**Goal:**
Extract the data exactly, missing nothing.

**Structured figure records:**
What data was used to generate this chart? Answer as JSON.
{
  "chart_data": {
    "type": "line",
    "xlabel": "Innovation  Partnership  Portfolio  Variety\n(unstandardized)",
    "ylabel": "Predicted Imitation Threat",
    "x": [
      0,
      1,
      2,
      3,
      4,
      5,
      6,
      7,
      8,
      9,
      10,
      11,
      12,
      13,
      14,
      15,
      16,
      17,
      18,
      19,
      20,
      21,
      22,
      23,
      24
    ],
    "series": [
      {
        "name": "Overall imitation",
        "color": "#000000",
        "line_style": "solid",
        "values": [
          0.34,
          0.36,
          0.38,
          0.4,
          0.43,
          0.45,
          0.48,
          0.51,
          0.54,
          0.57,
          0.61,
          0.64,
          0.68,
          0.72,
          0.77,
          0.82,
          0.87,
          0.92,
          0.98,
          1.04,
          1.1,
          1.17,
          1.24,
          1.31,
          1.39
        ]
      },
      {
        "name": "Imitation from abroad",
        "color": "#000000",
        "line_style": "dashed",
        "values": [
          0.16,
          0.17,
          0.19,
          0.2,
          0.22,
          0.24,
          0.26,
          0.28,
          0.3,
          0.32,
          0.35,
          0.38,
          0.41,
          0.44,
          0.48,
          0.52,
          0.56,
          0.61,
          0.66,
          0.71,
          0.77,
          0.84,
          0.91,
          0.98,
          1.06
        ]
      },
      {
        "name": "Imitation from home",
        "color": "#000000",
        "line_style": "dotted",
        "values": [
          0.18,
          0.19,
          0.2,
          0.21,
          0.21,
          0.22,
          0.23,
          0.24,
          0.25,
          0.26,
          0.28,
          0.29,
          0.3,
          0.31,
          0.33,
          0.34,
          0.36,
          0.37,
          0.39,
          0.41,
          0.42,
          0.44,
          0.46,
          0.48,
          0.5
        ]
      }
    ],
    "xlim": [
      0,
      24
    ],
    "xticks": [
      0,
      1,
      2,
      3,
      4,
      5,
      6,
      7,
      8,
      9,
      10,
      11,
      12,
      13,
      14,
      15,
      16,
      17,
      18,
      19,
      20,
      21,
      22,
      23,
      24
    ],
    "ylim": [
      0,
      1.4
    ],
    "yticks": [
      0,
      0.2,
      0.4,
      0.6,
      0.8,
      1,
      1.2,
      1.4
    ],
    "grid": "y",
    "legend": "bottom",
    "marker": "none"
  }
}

**Worked solution:**
What data was used to generate this chart? Answer as JSON.
{
  "chart_data": {
    "type": "line",
    "xlabel": "Innovation  Partnership  Portfolio  Variety\n(unstandardized)",
    "ylabel": "Predicted Imitation Threat",
    "x": [
      0,
      1,
      2,
      3,
      4,
      5,
      6,
      7,
      8,
      9,
      10,
      11,
      12,
      13,
      14,
      15,
      16,
      17,
      18,
      19,
      20,
      21,
      22,
      23,
      24
    ],
    "series": [
      {
        "name": "Overall imitation",
        "color": "#000000",
        "line_style": "solid",
        "values": [
          0.34,
          0.36,
          0.38,
          0.4,
          0.43,
          0.45,
          0.48,
          0.51,
          0.54,
          0.57,
          0.61,
          0.64,
          0.68,
          0.72,
          0.77,
          0.82,
          0.87,
          0.92,
          0.98,
          1.04,
          1.1,
          1.17,
          1.24,
          1.31,
          1.39
        ]
      },
      {
        "name": "Imitation from abroad",
        "color": "#000000",
        "line_style": "dashed",
        "values": [
          0.16,
          0.17,
          0.19,
          0.2,
          0.22,
          0.24,
          0.26,
          0.28,
          0.3,
          0.32,
          0.35,
          0.38,
          0.41,
          0.44,
          0.48,
          0.52,
          0.56,
          0.61,
          0.66,
          0.71,
          0.77,
          0.84,
          0.91,
          0.98,
          1.06
        ]
      },
      {
        "name": "Imitation from home",
        "color": "#000000",
        "line_style": "dotted",
        "values": [
          0.18,
          0.19,
          0.2,
          0.21,
          0.21,
          0.22,
          0.23,
          0.24,
          0.25,
          0.26,
          0.28,
          0.29,
          0.3,
          0.31,
          0.33,
          0.34,
          0.36,
          0.37,
          0.39,
          0.41,
          0.42,
          0.44,
          0.46,
          0.48,
          0.5
        ]
      }
    ],
    "xlim": [
      0,
      24
    ],
    "xticks": [
      0,
      1,
      2,
      3,
      4,
      5,
      6,
      7,
      8,
      9,
      10,
      11,
      12,
      13,
      14,
      15,
      16,
      17,
      18,
      19,
      20,
      21,
      22,
      23,
      24
    ],
    "ylim": [
      0,
      1.4
    ],
    "yticks": [
      0,
      0.2,
      0.4,
      0.6,
      0.8,
      1,
      1.2,
      1.4
    ],
    "grid": "y",
    "legend": "bottom",
    "marker": "none"
  }
}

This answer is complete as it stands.